▶ Goal: Write out all of the lines below, exactly and completely.

[Raw records]
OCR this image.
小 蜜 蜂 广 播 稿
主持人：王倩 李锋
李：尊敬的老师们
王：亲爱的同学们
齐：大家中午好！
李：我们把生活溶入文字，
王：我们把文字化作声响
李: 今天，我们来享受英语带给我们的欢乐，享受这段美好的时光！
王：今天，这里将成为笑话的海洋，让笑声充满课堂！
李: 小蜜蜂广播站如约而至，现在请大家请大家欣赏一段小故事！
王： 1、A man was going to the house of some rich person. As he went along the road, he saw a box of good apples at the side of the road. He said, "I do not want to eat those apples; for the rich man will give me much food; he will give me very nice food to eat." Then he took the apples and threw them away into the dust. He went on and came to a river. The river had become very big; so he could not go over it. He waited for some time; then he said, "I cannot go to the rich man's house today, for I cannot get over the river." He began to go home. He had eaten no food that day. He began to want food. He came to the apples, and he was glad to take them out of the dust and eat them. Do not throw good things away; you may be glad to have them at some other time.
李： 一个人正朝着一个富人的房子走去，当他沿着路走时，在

▶ Final result:
OCR this image.
小 蜜 蜂 广 播 稿
主持人：王倩 李锋
李：尊敬的老师们
王：亲爱的同学们
齐：大家中午好！
李：我们把生活溶入文字，
王：我们把文字化作声响
李: 今天，我们来享受英语带给我们的欢乐，享受这段美好的时光！
王：今天，这里将成为笑话的海洋，让笑声充满课堂！
李: 小蜜蜂广播站如约而至，现在请大家请大家欣赏一段小故事！
王： 1、A man was going to the house of some rich person. As he went along the road, he saw a box of good apples at the side of the road. He said, "I do not want to eat those apples; for the rich man will give me much food; he will give me very nice food to eat." Then he took the apples and threw them away into the dust. He went on and came to a river. The river had become very big; so he could not go over it. He waited for some time; then he said, "I cannot go to the rich man's house today, for I cannot get over the river." He began to go home. He had eaten no food that day. He began to want food. He came to the apples, and he was glad to take them out of the dust and eat them. Do not throw good things away; you may be glad to have them at some other time.
李： 一个人正朝着一个富人的房子走去，当他沿着路走时，在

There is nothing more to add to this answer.